**GIVEN PROBLEM:** Tally the lines containing the word "shock", and report the tally alone.

**EXERCISE INPUTS:**
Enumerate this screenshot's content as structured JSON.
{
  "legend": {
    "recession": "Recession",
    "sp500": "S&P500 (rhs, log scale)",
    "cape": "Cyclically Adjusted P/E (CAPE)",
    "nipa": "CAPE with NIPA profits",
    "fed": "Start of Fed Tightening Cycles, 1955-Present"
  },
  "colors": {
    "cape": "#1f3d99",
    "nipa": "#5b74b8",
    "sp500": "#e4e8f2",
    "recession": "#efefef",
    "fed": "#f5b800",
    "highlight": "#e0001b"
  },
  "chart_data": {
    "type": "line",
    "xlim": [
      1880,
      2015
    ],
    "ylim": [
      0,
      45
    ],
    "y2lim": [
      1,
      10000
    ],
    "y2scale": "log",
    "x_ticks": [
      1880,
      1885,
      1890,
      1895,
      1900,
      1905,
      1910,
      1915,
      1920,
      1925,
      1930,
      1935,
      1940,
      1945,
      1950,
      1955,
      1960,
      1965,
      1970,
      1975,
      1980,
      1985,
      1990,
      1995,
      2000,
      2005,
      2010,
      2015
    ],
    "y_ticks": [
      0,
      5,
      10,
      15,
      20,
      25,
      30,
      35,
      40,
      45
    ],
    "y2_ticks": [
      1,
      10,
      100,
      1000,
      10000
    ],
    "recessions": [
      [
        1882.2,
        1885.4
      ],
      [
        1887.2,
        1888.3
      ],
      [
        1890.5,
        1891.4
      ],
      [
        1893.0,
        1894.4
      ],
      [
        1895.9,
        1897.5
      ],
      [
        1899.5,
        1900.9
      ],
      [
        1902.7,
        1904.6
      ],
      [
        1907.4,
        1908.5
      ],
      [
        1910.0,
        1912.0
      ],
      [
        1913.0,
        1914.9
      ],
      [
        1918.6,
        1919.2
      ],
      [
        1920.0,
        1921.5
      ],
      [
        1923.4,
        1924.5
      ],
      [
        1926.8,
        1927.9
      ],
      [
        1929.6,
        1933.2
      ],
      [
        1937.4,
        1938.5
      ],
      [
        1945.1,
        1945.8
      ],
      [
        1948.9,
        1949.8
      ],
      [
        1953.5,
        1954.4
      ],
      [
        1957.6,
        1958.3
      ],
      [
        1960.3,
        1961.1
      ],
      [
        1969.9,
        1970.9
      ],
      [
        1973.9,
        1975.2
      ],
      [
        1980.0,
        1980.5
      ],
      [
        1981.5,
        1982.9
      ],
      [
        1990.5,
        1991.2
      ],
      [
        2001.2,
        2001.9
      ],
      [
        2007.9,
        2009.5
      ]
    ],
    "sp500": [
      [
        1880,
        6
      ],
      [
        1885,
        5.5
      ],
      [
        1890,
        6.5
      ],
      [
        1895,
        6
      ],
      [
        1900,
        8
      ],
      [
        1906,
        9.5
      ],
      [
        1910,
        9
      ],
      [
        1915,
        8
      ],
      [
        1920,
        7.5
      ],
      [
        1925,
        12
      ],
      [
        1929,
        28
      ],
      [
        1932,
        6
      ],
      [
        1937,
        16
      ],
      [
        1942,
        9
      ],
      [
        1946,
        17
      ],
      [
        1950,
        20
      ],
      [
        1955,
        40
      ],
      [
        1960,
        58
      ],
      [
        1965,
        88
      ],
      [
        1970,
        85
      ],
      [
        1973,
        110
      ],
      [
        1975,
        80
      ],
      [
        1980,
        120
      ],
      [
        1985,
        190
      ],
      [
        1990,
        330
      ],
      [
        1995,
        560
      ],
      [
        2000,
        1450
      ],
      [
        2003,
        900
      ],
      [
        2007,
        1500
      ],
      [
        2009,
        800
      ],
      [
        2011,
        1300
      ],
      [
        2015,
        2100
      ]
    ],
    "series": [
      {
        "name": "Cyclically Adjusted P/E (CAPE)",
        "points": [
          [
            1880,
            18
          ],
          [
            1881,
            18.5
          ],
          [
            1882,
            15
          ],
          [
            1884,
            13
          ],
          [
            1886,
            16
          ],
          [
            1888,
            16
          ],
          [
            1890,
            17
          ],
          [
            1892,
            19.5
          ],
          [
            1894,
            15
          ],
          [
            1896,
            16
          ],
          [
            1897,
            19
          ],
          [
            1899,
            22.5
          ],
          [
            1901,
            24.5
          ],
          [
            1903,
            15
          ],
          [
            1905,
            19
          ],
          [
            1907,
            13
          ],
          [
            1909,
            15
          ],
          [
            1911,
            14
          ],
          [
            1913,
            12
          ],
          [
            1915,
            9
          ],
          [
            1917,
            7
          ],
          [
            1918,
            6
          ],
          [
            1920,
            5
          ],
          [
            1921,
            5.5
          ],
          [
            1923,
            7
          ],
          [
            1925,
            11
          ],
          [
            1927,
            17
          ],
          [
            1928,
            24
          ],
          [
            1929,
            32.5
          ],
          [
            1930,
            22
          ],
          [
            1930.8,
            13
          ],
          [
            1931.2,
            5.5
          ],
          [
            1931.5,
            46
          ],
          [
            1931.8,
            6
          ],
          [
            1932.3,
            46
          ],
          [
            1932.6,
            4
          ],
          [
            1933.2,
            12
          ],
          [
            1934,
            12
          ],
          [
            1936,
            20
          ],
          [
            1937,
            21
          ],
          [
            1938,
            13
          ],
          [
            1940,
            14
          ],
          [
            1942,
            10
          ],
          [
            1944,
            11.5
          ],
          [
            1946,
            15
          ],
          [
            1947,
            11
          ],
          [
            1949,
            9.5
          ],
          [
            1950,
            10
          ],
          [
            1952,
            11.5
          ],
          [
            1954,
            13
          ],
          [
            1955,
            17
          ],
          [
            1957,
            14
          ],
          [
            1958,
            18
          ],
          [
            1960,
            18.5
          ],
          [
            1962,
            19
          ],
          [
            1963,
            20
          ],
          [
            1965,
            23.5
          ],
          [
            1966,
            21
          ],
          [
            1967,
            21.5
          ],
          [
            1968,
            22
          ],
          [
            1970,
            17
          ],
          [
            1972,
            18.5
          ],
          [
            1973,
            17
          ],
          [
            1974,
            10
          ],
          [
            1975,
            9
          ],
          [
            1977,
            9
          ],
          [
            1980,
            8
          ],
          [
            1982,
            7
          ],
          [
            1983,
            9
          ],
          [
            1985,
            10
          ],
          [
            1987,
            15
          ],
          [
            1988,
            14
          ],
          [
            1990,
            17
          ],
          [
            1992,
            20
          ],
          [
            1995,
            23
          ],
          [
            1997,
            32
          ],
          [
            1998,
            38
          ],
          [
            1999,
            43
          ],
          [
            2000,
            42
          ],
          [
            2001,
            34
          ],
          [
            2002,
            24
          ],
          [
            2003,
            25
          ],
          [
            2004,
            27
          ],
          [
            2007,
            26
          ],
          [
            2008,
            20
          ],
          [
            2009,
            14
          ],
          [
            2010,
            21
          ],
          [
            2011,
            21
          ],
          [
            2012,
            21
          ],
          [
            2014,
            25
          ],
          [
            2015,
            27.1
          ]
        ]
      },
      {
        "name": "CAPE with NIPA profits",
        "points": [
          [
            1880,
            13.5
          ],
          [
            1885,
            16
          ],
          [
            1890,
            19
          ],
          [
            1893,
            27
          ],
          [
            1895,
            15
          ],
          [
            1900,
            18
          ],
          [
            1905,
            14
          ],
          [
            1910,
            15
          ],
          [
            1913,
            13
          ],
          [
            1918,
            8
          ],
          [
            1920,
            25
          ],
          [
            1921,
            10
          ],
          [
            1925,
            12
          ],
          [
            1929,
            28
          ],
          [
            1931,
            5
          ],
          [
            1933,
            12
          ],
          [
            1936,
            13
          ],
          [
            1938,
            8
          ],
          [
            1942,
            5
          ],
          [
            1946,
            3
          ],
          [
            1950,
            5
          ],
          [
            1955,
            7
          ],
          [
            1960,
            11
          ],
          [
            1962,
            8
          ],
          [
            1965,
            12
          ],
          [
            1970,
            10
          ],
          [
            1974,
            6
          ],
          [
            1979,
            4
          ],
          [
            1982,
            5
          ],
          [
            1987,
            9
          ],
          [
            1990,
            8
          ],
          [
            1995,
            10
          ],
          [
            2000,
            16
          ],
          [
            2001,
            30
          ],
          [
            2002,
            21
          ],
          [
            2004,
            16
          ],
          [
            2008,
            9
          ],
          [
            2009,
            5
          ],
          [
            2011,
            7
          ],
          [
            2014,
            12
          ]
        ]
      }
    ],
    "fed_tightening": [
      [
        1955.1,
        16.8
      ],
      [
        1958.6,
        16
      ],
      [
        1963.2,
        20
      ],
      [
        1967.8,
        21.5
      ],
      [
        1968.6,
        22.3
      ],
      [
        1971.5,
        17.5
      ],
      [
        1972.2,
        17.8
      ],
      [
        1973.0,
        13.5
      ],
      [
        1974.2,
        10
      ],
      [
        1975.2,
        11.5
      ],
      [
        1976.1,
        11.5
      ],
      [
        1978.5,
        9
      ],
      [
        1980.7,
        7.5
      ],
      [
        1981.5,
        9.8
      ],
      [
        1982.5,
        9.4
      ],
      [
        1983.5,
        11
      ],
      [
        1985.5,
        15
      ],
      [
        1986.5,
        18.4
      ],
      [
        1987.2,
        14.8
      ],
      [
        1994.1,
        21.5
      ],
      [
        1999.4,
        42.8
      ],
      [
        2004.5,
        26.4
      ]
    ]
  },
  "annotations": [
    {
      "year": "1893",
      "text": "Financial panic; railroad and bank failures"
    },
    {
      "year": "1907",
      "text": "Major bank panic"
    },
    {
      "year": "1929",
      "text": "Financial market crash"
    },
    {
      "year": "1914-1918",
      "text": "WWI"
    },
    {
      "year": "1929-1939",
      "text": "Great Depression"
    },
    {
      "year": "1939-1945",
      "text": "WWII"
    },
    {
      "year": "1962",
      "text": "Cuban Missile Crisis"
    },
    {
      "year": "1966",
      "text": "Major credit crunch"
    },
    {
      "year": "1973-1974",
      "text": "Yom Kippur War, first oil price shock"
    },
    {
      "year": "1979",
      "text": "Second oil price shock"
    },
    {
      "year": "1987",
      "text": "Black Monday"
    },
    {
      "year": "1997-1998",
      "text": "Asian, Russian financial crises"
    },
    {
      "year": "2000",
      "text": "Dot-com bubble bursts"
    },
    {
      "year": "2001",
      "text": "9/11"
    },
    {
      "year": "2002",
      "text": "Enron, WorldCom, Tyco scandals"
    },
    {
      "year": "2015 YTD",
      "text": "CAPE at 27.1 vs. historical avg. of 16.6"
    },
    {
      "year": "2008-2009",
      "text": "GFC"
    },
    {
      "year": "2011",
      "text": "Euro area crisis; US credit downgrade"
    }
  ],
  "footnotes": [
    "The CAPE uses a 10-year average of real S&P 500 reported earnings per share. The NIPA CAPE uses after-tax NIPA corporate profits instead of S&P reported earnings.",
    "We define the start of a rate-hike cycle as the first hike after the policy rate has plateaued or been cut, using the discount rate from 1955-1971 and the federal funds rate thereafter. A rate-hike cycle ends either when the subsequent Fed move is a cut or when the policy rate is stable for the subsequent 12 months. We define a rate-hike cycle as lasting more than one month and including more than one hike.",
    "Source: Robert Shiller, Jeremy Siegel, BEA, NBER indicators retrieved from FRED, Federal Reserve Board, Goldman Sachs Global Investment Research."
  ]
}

**TASK SOLUTION:** 2